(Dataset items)
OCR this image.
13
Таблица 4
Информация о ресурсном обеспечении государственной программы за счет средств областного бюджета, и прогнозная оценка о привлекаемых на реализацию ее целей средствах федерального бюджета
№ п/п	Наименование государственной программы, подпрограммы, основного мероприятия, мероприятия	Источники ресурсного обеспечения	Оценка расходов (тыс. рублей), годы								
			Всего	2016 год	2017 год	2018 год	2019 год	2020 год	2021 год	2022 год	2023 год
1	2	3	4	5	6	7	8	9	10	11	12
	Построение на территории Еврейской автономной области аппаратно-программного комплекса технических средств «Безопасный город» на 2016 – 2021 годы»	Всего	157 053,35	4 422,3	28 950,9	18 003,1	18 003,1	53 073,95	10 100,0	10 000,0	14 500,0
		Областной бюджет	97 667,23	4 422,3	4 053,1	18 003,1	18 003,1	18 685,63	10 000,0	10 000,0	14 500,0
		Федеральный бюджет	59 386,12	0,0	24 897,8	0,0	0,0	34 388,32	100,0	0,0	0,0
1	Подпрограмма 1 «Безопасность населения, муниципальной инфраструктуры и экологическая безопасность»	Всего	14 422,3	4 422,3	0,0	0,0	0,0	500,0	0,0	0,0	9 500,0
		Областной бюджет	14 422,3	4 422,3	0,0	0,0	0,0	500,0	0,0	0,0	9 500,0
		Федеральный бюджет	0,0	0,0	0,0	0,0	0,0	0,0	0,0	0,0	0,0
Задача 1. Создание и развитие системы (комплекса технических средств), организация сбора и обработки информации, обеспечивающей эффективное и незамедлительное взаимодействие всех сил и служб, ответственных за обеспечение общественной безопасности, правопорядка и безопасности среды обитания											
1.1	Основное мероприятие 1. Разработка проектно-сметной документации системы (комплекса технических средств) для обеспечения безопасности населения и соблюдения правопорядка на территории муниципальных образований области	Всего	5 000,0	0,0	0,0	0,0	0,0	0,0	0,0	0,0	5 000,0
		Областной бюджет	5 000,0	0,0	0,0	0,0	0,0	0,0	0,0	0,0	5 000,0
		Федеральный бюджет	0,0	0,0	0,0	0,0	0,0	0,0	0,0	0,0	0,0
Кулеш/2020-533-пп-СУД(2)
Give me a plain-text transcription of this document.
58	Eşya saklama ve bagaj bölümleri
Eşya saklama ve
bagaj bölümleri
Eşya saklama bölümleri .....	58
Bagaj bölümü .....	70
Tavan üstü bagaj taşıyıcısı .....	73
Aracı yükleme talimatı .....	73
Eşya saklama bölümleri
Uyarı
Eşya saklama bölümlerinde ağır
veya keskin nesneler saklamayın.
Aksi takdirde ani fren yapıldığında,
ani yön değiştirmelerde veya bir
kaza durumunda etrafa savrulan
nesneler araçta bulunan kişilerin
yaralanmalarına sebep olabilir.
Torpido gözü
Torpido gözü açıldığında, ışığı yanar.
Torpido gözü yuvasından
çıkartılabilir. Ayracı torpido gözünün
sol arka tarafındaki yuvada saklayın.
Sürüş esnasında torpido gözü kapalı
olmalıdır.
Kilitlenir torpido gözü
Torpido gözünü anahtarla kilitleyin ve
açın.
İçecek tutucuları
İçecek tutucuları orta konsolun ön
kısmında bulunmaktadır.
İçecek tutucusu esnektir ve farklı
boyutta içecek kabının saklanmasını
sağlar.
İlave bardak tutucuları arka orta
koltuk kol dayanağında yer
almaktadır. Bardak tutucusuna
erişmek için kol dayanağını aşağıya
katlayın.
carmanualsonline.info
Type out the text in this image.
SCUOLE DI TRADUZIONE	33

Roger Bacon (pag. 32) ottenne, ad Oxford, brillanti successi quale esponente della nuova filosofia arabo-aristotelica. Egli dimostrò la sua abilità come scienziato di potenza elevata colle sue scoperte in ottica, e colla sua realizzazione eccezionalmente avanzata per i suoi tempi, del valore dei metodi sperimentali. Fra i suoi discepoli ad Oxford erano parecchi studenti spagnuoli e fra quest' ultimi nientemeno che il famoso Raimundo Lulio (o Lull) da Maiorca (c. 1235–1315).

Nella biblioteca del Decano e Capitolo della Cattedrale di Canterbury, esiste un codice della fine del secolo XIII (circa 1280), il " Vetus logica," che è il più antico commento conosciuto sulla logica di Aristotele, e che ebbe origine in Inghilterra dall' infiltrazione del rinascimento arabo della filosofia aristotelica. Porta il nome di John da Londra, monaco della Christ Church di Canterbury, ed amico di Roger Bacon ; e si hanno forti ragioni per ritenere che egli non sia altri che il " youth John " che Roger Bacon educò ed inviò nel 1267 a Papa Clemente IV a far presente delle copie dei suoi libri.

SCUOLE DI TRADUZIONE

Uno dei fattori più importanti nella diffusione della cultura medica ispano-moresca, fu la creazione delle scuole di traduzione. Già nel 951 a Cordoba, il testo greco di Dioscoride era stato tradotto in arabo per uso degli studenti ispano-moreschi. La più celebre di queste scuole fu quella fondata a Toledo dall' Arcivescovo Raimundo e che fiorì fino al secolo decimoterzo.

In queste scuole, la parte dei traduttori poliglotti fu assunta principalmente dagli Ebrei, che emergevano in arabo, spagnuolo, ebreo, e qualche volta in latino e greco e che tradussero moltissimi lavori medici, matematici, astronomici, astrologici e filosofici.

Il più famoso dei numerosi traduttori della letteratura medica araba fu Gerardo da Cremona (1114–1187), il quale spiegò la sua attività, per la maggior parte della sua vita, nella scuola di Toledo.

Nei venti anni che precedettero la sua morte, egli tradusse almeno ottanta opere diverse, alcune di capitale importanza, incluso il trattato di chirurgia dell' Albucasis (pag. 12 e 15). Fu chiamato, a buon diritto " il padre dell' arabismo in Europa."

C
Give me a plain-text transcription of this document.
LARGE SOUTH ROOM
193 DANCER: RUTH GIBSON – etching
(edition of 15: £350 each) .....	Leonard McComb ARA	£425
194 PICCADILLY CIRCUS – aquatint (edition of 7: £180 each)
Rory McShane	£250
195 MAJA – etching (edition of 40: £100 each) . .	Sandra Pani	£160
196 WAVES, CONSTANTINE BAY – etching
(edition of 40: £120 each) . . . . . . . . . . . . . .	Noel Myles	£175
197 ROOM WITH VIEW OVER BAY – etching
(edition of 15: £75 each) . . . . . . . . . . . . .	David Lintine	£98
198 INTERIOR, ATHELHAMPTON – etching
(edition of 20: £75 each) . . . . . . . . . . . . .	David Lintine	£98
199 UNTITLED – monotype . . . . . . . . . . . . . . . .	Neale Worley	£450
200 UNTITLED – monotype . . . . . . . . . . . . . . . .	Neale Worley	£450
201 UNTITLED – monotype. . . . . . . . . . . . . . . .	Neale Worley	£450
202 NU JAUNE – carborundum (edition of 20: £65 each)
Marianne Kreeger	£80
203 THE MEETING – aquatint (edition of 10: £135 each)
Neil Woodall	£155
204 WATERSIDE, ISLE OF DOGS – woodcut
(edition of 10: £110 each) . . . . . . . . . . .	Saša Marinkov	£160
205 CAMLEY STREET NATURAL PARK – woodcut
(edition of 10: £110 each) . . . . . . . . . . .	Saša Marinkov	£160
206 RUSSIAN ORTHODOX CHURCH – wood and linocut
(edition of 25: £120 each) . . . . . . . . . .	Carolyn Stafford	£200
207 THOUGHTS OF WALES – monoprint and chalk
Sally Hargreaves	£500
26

- _PROMPT_
Gather up every line in the data above that contains the word "aquatint", copying each one.

- _RESPONSE TO THE EXERCISE_
194 PICCADILLY CIRCUS – aquatint (edition of 7: £180 each)
203 THE MEETING – aquatint (edition of 10: £135 each)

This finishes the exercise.